◆ **CHALLENGE**: Wherever a line below holds the word "hour", copy that line.

═════ INPUT MATERIAL ═════

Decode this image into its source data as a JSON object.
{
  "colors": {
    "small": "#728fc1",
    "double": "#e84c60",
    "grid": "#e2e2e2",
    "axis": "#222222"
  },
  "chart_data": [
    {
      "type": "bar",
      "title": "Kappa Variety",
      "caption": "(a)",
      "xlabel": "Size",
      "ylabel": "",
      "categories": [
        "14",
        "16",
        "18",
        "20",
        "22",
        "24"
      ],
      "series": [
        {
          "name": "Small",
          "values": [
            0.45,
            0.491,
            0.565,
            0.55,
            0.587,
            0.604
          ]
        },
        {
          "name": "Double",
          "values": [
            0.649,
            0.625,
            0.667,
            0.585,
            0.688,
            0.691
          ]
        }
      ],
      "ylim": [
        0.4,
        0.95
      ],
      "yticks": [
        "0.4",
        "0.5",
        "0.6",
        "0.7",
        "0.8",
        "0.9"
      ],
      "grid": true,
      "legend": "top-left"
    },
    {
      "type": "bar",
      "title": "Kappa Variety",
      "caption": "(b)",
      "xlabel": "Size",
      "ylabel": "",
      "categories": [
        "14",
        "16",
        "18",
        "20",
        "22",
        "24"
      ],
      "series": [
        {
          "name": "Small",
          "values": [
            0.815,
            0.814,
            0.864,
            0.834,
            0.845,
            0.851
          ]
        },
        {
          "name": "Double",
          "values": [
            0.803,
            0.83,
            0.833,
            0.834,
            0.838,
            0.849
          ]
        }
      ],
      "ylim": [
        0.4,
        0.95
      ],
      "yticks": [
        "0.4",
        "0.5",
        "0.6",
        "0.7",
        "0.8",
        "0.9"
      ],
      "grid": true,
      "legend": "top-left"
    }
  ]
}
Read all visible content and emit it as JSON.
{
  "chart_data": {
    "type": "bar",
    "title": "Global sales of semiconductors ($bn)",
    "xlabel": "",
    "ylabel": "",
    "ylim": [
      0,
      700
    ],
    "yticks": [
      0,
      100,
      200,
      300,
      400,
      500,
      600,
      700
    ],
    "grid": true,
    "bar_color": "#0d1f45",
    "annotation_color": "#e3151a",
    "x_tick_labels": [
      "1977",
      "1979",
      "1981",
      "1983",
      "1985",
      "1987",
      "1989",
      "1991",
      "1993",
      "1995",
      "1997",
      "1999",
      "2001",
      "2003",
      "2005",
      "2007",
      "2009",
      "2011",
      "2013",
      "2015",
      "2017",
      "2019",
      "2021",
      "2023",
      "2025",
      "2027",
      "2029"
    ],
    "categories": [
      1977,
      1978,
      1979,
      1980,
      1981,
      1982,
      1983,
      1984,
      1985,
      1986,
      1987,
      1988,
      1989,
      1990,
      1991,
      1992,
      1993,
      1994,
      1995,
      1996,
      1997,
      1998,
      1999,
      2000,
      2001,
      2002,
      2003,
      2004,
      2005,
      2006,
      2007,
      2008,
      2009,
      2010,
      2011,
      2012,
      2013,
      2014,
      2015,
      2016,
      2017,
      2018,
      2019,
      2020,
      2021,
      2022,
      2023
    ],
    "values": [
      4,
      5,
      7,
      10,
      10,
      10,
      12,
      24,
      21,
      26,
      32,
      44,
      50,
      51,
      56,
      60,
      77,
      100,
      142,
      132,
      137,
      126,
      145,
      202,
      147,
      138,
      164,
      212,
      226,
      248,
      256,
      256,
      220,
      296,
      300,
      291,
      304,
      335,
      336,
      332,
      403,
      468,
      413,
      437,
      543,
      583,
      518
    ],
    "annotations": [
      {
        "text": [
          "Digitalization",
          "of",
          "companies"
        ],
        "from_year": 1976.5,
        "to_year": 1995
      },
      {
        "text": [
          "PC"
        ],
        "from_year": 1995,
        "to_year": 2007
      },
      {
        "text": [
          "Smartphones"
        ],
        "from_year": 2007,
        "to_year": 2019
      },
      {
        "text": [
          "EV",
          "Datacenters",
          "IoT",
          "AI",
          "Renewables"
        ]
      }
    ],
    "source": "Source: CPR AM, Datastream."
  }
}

═════
═════ INPUT MATERIAL ═════

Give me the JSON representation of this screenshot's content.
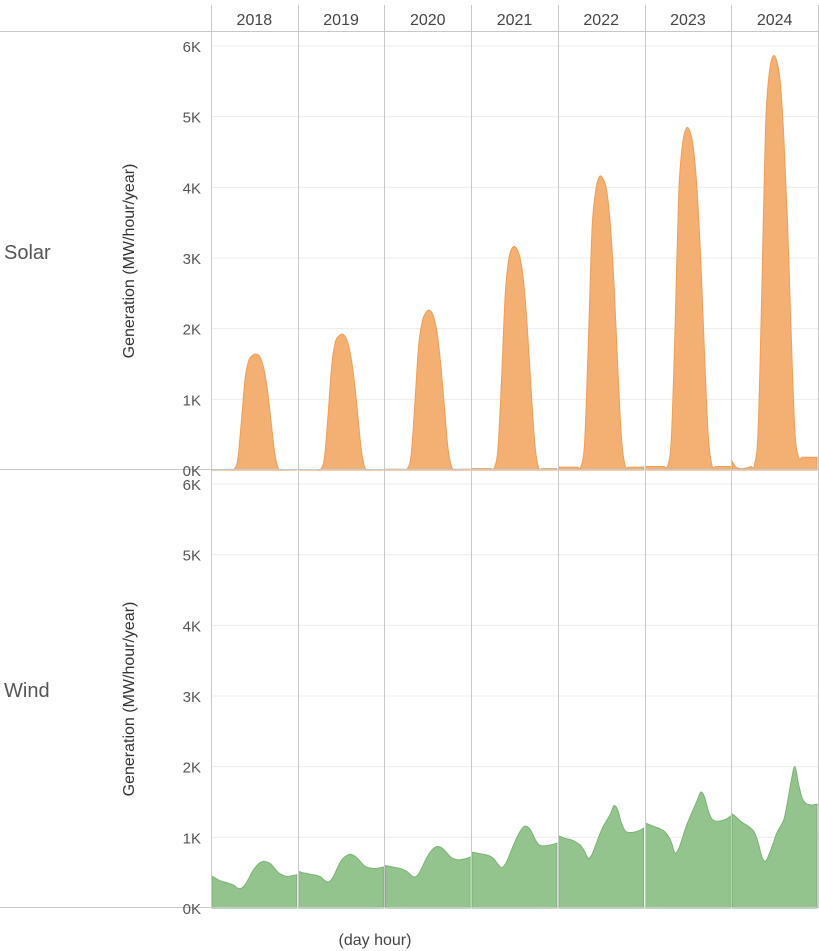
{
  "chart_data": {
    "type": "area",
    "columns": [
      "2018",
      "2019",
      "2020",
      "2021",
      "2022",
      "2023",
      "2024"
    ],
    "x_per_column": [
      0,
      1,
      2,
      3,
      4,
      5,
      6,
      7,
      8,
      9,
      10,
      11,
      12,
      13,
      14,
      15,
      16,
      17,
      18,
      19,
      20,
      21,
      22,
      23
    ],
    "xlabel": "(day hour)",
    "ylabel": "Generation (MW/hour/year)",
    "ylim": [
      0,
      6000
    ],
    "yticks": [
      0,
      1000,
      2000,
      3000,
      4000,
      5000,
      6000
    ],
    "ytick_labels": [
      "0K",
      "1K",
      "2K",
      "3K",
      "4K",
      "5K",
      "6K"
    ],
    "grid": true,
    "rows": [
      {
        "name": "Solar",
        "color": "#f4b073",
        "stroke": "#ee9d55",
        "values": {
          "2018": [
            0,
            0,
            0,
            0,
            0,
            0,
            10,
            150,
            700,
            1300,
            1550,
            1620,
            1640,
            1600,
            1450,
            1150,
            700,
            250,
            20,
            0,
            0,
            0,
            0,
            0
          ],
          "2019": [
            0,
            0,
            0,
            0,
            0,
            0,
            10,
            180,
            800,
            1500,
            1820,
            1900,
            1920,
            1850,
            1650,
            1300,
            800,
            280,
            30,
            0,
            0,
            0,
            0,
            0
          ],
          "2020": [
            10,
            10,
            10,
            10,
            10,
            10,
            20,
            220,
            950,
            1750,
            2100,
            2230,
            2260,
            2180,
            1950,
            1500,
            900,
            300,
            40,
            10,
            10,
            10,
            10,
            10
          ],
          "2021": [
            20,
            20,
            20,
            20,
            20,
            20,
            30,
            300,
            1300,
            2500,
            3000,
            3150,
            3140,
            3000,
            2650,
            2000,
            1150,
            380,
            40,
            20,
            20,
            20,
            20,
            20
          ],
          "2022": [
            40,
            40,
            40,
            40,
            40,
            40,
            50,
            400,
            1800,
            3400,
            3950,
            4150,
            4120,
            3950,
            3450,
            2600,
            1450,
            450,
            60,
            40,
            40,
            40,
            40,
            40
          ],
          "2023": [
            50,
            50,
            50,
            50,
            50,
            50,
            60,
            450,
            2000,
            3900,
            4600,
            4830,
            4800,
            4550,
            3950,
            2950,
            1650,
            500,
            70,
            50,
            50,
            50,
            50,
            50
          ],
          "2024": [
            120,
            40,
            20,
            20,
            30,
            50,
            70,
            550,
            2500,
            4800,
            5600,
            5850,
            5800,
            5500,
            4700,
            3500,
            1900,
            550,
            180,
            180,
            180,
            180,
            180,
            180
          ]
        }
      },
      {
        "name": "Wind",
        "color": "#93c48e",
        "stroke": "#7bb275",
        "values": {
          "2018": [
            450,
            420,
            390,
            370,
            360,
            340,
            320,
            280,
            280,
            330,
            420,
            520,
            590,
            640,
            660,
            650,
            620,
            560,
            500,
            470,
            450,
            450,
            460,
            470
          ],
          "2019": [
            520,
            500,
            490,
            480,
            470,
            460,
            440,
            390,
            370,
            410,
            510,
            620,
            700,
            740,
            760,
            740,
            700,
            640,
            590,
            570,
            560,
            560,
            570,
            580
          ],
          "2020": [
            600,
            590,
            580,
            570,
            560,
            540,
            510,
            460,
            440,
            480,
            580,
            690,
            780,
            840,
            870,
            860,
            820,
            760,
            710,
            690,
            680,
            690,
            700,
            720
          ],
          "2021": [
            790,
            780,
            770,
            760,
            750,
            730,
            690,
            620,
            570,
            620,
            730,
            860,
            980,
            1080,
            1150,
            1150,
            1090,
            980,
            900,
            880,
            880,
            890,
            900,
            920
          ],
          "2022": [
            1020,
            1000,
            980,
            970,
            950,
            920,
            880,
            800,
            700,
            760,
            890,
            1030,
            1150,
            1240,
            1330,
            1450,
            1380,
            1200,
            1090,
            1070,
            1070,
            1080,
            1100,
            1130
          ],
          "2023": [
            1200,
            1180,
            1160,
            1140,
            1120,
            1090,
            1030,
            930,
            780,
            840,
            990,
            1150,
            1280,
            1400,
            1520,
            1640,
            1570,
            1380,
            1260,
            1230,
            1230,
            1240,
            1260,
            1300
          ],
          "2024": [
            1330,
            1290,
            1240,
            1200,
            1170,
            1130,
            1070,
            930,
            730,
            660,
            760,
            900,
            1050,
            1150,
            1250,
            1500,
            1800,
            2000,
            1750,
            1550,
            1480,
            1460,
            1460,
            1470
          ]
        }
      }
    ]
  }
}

═════

◆ **EXERCISE ANSWER**:
    "xlabel": "(day hour)",
    "ylabel": "Generation (MW/hour/year)",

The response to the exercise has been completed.